Below are some records. Count the lines with "Supplemental" in them and give nothing but the total.

---------- GIVEN DATA ----------

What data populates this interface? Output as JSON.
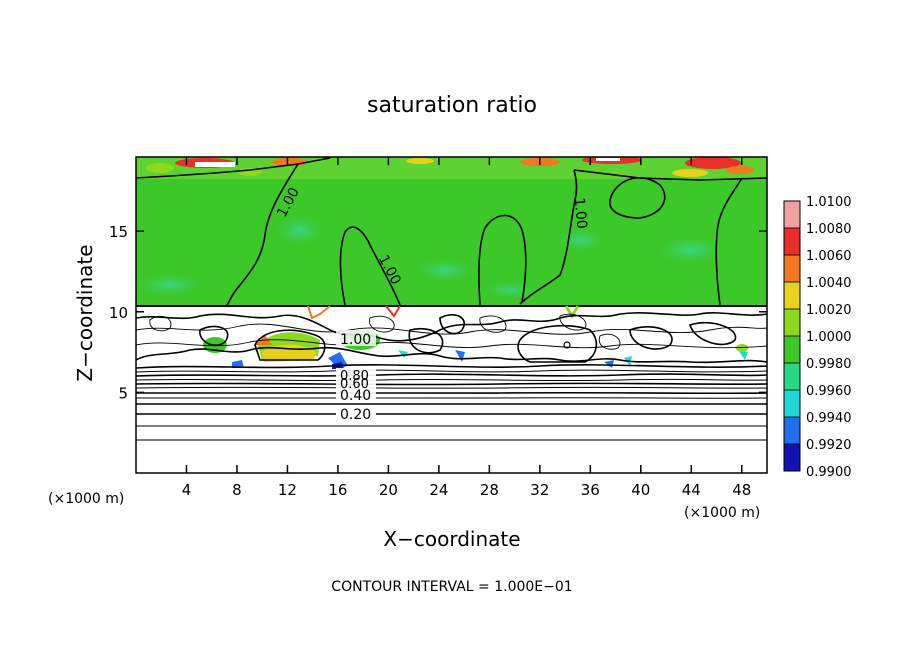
{
  "chart_data": {
    "type": "heatmap",
    "title": "saturation ratio",
    "xlabel": "X−coordinate",
    "ylabel": "Z−coordinate",
    "x_unit_left": "(×1000 m)",
    "x_unit_right": "(×1000 m)",
    "footer": "CONTOUR INTERVAL = 1.000E−01",
    "xlim": [
      0,
      50
    ],
    "ylim": [
      0,
      19.6
    ],
    "x_ticks": [
      4,
      8,
      12,
      16,
      20,
      24,
      28,
      32,
      36,
      40,
      44,
      48
    ],
    "y_ticks": [
      5,
      10,
      15
    ],
    "colorbar": {
      "levels": [
        "1.0100",
        "1.0080",
        "1.0060",
        "1.0040",
        "1.0020",
        "1.0000",
        "0.9980",
        "0.9960",
        "0.9940",
        "0.9920",
        "0.9900"
      ],
      "colors": [
        "#f0a0a0",
        "#e8302a",
        "#f0781e",
        "#e6d21e",
        "#8ed81e",
        "#3cc828",
        "#2ad880",
        "#20d8d8",
        "#2070f0",
        "#1414b4",
        "#6a0aa0"
      ]
    },
    "contour_labels": [
      {
        "text": "1.00",
        "x": 9.8,
        "y": 17.0
      },
      {
        "text": "1.00",
        "x": 18.7,
        "y": 12.6
      },
      {
        "text": "1.00",
        "x": 34.6,
        "y": 16.3
      },
      {
        "text": "1.00",
        "x": 17.5,
        "y": 8.4
      },
      {
        "text": "0.80",
        "x": 17.0,
        "y": 6.1
      },
      {
        "text": "0.60",
        "x": 17.0,
        "y": 5.6
      },
      {
        "text": "0.40",
        "x": 17.0,
        "y": 4.9
      },
      {
        "text": "0.20",
        "x": 17.0,
        "y": 3.6
      }
    ],
    "contour_levels_lower": [
      0.2,
      0.4,
      0.6,
      0.8
    ],
    "cloud_layer_top": 10.5,
    "domain_top_band": 18.5
  }
}
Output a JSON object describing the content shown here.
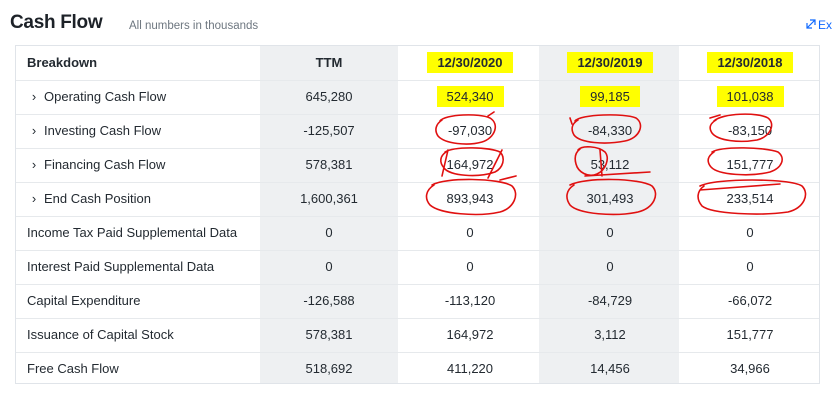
{
  "header": {
    "title": "Cash Flow",
    "subtitle": "All numbers in thousands",
    "expand_label": "Ex"
  },
  "table": {
    "columns": [
      "Breakdown",
      "TTM",
      "12/30/2020",
      "12/30/2019",
      "12/30/2018"
    ],
    "rows": [
      {
        "label": "Operating Cash Flow",
        "expandable": true,
        "values": [
          "645,280",
          "524,340",
          "99,185",
          "101,038"
        ]
      },
      {
        "label": "Investing Cash Flow",
        "expandable": true,
        "values": [
          "-125,507",
          "-97,030",
          "-84,330",
          "-83,150"
        ]
      },
      {
        "label": "Financing Cash Flow",
        "expandable": true,
        "values": [
          "578,381",
          "164,972",
          "53,112",
          "151,777"
        ]
      },
      {
        "label": "End Cash Position",
        "expandable": true,
        "values": [
          "1,600,361",
          "893,943",
          "301,493",
          "233,514"
        ]
      },
      {
        "label": "Income Tax Paid Supplemental Data",
        "expandable": false,
        "values": [
          "0",
          "0",
          "0",
          "0"
        ]
      },
      {
        "label": "Interest Paid Supplemental Data",
        "expandable": false,
        "values": [
          "0",
          "0",
          "0",
          "0"
        ]
      },
      {
        "label": "Capital Expenditure",
        "expandable": false,
        "values": [
          "-126,588",
          "-113,120",
          "-84,729",
          "-66,072"
        ]
      },
      {
        "label": "Issuance of Capital Stock",
        "expandable": false,
        "values": [
          "578,381",
          "164,972",
          "3,112",
          "151,777"
        ]
      },
      {
        "label": "Free Cash Flow",
        "expandable": false,
        "values": [
          "518,692",
          "411,220",
          "14,456",
          "34,966"
        ]
      }
    ]
  },
  "icons": {
    "expand": "expand-arrow-icon",
    "row_expand": "chevron-right-icon"
  },
  "colors": {
    "highlight": "#ffff00",
    "annotation": "#e01010",
    "link": "#0f69ff",
    "ttm_shade": "#eef0f2"
  }
}
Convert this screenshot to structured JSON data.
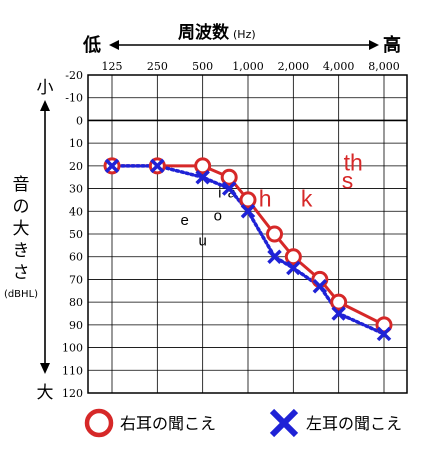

----------

» **EXPECTED ANSWER**
2